[PROBLEM] Reproduce the data exactly and drop any pictures it holds.

---------- GIVEN ENTRIES ----------

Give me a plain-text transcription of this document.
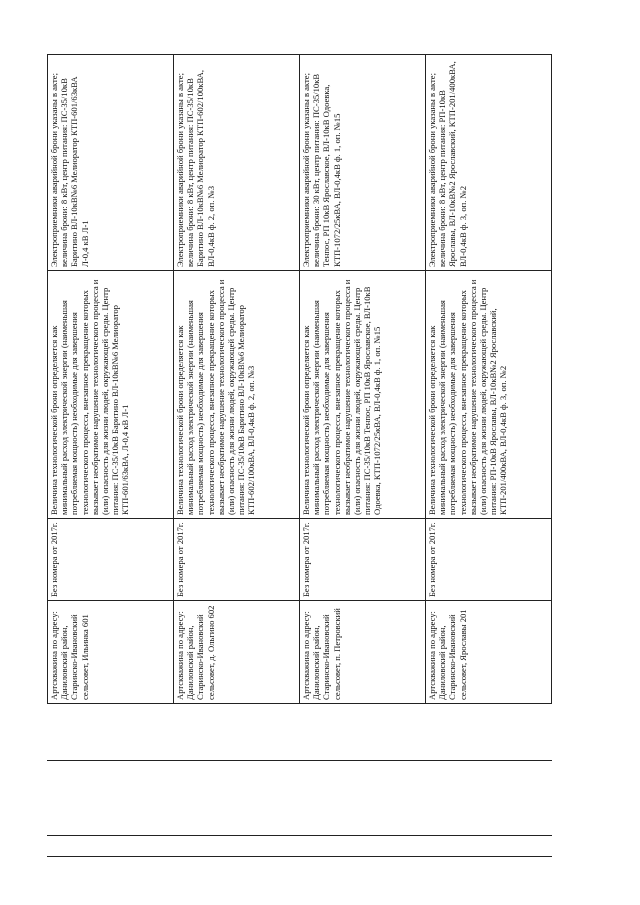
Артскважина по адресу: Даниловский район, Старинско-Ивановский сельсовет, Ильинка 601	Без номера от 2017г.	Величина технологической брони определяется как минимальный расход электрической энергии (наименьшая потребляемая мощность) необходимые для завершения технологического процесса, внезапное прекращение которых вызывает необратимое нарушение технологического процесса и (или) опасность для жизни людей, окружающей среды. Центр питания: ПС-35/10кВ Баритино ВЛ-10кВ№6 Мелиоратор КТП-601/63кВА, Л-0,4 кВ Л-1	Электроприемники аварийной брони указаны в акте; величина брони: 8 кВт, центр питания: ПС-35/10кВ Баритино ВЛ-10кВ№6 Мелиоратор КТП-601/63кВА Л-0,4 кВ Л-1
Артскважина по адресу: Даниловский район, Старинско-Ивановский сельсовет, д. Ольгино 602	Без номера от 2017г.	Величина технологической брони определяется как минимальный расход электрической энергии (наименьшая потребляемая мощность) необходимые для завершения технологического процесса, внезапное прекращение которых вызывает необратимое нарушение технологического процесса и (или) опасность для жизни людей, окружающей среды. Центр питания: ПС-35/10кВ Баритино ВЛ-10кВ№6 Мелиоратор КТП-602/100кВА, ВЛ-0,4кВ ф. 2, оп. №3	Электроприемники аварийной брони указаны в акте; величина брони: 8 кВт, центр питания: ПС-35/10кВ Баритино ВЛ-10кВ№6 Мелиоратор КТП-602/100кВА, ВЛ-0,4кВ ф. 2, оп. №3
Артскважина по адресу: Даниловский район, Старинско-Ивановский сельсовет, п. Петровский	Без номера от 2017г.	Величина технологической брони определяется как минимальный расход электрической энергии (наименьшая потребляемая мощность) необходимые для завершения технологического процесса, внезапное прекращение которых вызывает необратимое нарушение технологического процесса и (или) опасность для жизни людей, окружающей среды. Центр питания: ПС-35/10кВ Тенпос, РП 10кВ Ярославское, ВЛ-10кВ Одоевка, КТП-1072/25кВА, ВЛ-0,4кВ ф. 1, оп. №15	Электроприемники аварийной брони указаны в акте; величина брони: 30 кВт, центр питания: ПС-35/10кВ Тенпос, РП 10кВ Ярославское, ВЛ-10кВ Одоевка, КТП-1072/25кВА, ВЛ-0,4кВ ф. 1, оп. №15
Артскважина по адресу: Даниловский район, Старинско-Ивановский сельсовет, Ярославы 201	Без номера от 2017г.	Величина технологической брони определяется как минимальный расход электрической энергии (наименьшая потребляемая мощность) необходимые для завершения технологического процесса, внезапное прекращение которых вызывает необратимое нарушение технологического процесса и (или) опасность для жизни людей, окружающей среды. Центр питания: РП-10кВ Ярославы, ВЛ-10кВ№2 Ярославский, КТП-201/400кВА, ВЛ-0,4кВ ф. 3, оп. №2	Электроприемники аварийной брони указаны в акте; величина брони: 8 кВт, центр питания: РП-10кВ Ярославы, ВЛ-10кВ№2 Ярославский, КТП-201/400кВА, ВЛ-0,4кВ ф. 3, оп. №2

----------

[RESULT OF THIS EXERCISE]
Give me a plain-text transcription of this document.
Артскважина по адресу: Даниловский район, Старинско-Ивановский сельсовет, Ильинка 601	Без номера от 2017г.	Величина технологической брони определяется как минимальный расход электрической энергии (наименьшая потребляемая мощность) необходимые для завершения технологического процесса, внезапное прекращение которых вызывает необратимое нарушение технологического процесса и (или) опасность для жизни людей, окружающей среды. Центр питания: ПС-35/10кВ Баритино ВЛ-10кВ№6 Мелиоратор КТП-601/63кВА, Л-0,4 кВ Л-1	Электроприемники аварийной брони указаны в акте; величина брони: 8 кВт, центр питания: ПС-35/10кВ Баритино ВЛ-10кВ№6 Мелиоратор КТП-601/63кВА Л-0,4 кВ Л-1
Артскважина по адресу: Даниловский район, Старинско-Ивановский сельсовет, д. Ольгино 602	Без номера от 2017г.	Величина технологической брони определяется как минимальный расход электрической энергии (наименьшая потребляемая мощность) необходимые для завершения технологического процесса, внезапное прекращение которых вызывает необратимое нарушение технологического процесса и (или) опасность для жизни людей, окружающей среды. Центр питания: ПС-35/10кВ Баритино ВЛ-10кВ№6 Мелиоратор КТП-602/100кВА, ВЛ-0,4кВ ф. 2, оп. №3	Электроприемники аварийной брони указаны в акте; величина брони: 8 кВт, центр питания: ПС-35/10кВ Баритино ВЛ-10кВ№6 Мелиоратор КТП-602/100кВА, ВЛ-0,4кВ ф. 2, оп. №3
Артскважина по адресу: Даниловский район, Старинско-Ивановский сельсовет, п. Петровский	Без номера от 2017г.	Величина технологической брони определяется как минимальный расход электрической энергии (наименьшая потребляемая мощность) необходимые для завершения технологического процесса, внезапное прекращение которых вызывает необратимое нарушение технологического процесса и (или) опасность для жизни людей, окружающей среды. Центр питания: ПС-35/10кВ Тенпос, РП 10кВ Ярославское, ВЛ-10кВ Одоевка, КТП-1072/25кВА, ВЛ-0,4кВ ф. 1, оп. №15	Электроприемники аварийной брони указаны в акте; величина брони: 30 кВт, центр питания: ПС-35/10кВ Тенпос, РП 10кВ Ярославское, ВЛ-10кВ Одоевка, КТП-1072/25кВА, ВЛ-0,4кВ ф. 1, оп. №15
Артскважина по адресу: Даниловский район, Старинско-Ивановский сельсовет, Ярославы 201	Без номера от 2017г.	Величина технологической брони определяется как минимальный расход электрической энергии (наименьшая потребляемая мощность) необходимые для завершения технологического процесса, внезапное прекращение которых вызывает необратимое нарушение технологического процесса и (или) опасность для жизни людей, окружающей среды. Центр питания: РП-10кВ Ярославы, ВЛ-10кВ№2 Ярославский, КТП-201/400кВА, ВЛ-0,4кВ ф. 3, оп. №2	Электроприемники аварийной брони указаны в акте; величина брони: 8 кВт, центр питания: РП-10кВ Ярославы, ВЛ-10кВ№2 Ярославский, КТП-201/400кВА, ВЛ-0,4кВ ф. 3, оп. №2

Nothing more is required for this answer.